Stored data
++++++

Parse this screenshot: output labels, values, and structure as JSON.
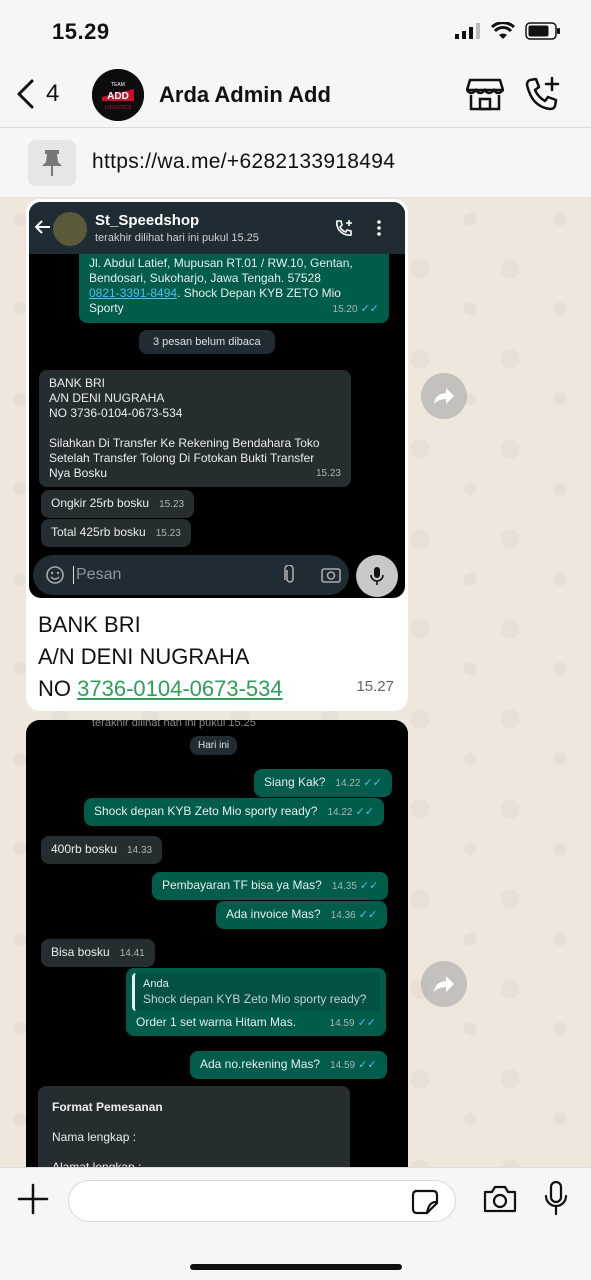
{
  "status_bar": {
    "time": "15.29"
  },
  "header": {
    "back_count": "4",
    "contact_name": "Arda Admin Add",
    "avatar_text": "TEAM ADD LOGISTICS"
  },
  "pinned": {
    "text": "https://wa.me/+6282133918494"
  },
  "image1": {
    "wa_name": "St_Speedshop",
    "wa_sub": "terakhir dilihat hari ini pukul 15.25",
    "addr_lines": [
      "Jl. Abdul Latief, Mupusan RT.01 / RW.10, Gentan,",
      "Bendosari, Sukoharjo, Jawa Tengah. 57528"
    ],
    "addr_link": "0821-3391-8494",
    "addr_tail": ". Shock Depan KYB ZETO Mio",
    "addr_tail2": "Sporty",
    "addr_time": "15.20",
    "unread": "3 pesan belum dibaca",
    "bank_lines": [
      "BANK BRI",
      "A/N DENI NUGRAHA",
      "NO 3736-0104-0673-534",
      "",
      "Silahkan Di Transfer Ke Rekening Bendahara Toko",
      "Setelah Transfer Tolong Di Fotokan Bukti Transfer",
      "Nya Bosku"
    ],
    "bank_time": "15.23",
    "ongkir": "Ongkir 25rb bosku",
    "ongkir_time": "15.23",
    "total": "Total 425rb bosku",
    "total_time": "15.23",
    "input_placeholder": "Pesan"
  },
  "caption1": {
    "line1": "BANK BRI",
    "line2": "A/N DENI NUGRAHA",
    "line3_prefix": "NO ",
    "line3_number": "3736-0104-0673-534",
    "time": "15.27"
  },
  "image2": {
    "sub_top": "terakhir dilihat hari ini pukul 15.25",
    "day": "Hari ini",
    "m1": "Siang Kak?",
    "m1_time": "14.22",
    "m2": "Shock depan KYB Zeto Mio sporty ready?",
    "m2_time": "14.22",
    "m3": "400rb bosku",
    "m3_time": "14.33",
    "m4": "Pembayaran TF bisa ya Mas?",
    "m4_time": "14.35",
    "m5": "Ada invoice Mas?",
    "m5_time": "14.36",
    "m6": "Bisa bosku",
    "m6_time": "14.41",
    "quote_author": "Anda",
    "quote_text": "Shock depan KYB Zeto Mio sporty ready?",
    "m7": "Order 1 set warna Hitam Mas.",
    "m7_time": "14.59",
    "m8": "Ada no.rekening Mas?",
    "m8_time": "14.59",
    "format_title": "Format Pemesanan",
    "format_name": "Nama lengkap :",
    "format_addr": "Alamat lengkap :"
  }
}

++++++

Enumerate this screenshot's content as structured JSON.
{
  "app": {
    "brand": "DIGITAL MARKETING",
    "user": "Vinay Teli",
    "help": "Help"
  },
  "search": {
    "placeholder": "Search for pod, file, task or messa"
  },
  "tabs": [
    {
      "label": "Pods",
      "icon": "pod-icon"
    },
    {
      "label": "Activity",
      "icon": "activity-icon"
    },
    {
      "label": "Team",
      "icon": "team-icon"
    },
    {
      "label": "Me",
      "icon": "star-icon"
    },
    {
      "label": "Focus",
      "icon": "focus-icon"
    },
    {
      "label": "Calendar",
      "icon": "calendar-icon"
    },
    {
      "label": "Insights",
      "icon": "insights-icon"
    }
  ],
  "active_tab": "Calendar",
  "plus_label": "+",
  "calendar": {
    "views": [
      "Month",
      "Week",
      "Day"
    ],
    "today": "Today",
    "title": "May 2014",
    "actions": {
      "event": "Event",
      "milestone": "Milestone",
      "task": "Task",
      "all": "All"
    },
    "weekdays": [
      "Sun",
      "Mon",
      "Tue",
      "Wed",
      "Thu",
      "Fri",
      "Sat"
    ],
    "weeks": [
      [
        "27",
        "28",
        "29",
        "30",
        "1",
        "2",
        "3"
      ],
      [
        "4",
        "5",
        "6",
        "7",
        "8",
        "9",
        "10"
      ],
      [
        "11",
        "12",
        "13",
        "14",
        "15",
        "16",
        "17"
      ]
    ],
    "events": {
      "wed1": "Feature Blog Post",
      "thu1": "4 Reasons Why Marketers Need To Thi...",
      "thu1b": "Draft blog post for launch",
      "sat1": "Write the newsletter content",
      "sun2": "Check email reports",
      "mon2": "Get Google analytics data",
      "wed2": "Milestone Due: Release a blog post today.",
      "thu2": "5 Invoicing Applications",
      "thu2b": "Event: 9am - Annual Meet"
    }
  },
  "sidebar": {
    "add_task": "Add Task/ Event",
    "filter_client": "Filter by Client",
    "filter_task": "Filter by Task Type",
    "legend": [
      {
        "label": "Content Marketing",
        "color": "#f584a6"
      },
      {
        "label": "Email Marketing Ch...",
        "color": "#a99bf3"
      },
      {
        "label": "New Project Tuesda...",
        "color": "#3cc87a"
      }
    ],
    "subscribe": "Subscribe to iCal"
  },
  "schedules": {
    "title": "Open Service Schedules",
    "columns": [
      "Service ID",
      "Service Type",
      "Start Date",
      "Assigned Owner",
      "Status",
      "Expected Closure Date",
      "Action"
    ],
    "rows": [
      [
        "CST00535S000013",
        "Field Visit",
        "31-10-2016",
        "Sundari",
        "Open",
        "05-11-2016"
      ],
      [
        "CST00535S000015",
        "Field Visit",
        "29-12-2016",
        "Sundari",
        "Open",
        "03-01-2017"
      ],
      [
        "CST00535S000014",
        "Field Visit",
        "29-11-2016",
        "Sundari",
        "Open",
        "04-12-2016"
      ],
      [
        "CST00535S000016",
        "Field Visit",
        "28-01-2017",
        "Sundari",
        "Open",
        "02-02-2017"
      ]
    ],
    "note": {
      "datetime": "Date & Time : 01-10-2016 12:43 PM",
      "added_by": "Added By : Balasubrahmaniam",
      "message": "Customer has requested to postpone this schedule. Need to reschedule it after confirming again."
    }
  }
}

++++++

• _TO BE DONE_
Where a line of the records above holds the word "Need", copy that line.

• _RESPONSE BELOW_
      "thu1": "4 Reasons Why Marketers Need To Thi...",
      "message": "Customer has requested to postpone this schedule. Need to reschedule it after confirming again."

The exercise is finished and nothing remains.